> Task instructions:
(a) Reproduce the Rails application review text starting at "Here are a few" and ending at "a particular movie.", replacing "nested" with "embedded".
(b) Summarize the Rails application review text in two sentences.

> Source passage:
____

4. Review the Application Code

Throughout this course we'll be building upon the existing application code, so spend a few minutes reviewing the flix app code in your favorite editor. As all Rails apps share a common directory structure, you'll find everything in the familiar places.

Here are a few areas to explore in particular:

  1. In the config/routes.rb file you'll see that the application manages two resources: movies and reviews. Reviews are always accessed in the context of a particular movie, so the reviews resource is nested inside the movies resource. To get a quick lay of the land in terms of generated routes, jump over to http://localhost:3000/rails/info/routes.

  2. These routes map to two controllers in the app/controllers directory. MoviesController defines the seven conventional actions for creating, reading, updating, and deleting movies. ReviewsController has a subset of actions for creating and listing reviews, always in the context of a particular movie.

  3. Those controllers access the database via two models in the app/models directory: Movie and Review. A movie can have many reviews and a review belongs to a single movie. So the models have a one-to-many relationship. And of course we've declared some reasonable validations.

  4. The app/views directory contains your typical view templates. There's nothing out of the ordinary here, but it's worth a quick look. You'll notice that we use a partial for rendering forms and validation errors. As well, the layouts/application.html.erb file uses partials to create a consistent layout divided into header, main content, sidebar, footer, and flash sections.

____

[Document understanding data]

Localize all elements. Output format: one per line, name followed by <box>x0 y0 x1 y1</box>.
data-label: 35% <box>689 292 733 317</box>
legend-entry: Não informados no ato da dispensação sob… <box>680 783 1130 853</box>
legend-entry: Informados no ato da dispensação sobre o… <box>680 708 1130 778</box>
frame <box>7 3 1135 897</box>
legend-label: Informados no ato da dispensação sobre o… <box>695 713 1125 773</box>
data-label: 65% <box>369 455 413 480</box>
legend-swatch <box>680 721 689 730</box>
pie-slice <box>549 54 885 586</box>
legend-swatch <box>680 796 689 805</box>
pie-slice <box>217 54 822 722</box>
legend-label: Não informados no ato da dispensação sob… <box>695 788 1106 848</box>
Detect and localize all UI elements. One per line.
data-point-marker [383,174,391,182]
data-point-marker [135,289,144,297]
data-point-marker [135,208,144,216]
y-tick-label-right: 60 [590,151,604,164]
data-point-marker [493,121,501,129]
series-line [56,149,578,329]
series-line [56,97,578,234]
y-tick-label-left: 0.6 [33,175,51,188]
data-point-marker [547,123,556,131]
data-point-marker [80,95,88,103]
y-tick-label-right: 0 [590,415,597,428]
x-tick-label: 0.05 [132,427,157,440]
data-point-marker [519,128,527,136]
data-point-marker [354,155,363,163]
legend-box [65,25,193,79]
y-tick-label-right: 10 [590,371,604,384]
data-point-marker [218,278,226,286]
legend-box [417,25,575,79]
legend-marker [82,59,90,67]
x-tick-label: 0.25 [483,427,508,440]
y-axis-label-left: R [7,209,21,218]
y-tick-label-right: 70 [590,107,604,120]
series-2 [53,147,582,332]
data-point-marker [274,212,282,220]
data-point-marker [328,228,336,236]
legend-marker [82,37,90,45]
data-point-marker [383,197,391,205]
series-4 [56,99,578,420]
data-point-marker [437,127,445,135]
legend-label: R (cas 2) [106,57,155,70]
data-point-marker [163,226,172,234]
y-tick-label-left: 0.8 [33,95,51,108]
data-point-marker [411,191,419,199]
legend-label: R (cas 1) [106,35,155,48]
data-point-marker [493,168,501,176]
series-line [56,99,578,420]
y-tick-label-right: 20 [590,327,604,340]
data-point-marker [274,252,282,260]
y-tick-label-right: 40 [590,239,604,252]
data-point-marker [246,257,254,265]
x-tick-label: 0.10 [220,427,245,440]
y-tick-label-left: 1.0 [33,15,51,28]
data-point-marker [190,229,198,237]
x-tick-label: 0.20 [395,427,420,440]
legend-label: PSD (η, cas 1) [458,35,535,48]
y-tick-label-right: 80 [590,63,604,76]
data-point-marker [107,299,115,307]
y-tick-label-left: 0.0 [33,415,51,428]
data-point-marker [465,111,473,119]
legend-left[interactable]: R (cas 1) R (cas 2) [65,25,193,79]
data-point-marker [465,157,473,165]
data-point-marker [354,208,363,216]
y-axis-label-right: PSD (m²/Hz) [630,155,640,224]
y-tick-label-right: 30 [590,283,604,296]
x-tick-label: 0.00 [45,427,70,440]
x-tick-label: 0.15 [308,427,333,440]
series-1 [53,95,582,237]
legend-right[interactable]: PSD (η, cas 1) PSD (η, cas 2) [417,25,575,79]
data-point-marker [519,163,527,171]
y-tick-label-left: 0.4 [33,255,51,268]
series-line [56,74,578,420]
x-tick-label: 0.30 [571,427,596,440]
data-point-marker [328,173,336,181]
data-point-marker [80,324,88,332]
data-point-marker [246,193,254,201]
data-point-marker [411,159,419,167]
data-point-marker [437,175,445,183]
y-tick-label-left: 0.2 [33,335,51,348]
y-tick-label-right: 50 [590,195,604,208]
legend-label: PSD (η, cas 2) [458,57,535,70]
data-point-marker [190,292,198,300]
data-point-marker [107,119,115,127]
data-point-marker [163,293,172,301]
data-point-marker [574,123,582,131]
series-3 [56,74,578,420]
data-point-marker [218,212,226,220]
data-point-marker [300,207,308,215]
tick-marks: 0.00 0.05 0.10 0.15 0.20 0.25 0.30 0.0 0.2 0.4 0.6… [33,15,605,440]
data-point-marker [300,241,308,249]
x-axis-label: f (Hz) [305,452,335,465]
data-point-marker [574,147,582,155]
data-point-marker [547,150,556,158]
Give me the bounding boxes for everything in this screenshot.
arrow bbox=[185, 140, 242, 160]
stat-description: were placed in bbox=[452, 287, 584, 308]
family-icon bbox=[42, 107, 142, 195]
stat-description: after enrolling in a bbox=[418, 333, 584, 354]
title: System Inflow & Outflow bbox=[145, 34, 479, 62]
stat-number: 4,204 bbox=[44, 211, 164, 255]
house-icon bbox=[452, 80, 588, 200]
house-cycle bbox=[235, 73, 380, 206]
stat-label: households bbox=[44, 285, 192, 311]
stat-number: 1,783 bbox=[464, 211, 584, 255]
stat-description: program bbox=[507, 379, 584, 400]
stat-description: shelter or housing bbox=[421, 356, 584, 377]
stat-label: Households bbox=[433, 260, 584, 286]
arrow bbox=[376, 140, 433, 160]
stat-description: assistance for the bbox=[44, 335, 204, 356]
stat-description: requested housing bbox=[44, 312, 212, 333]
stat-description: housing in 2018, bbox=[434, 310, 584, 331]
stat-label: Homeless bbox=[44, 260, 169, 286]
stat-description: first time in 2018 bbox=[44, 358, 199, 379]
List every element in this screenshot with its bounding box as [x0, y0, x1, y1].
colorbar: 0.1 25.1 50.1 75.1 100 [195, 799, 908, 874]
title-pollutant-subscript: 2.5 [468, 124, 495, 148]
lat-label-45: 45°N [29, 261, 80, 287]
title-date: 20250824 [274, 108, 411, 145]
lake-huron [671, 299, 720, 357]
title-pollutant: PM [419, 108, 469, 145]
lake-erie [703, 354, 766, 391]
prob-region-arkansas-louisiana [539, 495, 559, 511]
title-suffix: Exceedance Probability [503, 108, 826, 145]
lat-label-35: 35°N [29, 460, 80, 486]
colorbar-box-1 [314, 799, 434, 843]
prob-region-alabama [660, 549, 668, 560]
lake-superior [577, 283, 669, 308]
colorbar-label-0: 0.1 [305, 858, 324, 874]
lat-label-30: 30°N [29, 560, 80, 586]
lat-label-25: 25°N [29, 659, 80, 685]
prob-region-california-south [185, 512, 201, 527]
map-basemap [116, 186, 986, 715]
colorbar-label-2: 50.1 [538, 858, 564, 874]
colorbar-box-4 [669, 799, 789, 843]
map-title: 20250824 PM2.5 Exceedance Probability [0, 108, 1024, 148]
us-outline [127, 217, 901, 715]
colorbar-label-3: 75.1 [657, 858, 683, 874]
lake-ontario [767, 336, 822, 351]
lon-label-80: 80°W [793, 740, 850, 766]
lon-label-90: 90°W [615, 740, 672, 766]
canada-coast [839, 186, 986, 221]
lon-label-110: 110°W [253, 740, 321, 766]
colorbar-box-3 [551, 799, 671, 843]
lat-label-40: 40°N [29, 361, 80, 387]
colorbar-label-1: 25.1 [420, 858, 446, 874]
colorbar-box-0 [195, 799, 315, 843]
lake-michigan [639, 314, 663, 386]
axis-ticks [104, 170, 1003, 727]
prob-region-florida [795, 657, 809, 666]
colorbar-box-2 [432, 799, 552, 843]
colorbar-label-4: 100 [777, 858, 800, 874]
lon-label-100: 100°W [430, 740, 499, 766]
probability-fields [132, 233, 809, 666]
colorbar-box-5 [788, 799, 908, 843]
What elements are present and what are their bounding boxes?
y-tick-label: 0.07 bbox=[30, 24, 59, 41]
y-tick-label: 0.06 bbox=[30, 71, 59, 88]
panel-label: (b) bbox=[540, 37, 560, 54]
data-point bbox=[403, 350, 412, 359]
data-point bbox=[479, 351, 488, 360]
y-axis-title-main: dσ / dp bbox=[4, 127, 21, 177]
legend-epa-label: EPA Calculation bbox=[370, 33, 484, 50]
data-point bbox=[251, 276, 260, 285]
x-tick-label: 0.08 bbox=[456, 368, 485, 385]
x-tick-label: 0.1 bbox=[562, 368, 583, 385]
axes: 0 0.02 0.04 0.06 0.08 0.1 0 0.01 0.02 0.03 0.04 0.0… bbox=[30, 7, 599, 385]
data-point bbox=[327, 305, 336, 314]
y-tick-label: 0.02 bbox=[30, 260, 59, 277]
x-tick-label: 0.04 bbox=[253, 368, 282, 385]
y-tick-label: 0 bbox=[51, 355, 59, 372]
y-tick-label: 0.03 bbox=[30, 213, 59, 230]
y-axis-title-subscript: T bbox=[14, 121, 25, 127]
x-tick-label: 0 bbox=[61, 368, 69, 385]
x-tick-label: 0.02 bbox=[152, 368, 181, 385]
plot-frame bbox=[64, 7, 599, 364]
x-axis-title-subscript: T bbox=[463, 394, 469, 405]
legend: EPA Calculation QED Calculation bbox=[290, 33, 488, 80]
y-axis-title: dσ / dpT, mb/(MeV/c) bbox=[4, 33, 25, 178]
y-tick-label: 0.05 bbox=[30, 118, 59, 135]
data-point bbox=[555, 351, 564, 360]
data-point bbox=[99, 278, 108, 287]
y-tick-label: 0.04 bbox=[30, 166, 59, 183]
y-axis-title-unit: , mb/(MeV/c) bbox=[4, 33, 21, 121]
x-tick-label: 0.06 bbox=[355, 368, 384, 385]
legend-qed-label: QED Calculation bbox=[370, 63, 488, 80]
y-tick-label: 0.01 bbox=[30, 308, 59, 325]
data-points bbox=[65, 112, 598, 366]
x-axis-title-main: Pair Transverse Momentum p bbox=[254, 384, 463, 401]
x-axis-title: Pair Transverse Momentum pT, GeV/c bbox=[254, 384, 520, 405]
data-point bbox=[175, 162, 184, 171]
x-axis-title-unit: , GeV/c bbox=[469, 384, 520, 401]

____

> Responses by item number:
(a)
Here are a few areas to explore in particular:

  1. In the config/routes.rb file you'll see that the application manages two resources: movies and reviews. Reviews are always accessed in the context of a particular movie, so the reviews resource is embedded inside the movies resource. To get a quick lay of the land in terms of generated routes, jump over to http://localhost:3000/rails/info/routes.

  2. These routes map to two controllers in the app/controllers directory. MoviesController defines the seven conventional actions for creating, reading, updating, and deleting movies. ReviewsController has a subset of actions for creating and listing reviews, always in the context of a particular movie.

(b) The course builds on the existing flix app code, which follows the common Rails directory structure, so a few minutes spent reviewing it is recommended. The app manages movies and nested reviews through MoviesController and ReviewsController, uses Movie and Review models with a one-to-many relationship and validations, and has view templates that rely on partials for forms, validation errors, and a consistent layout.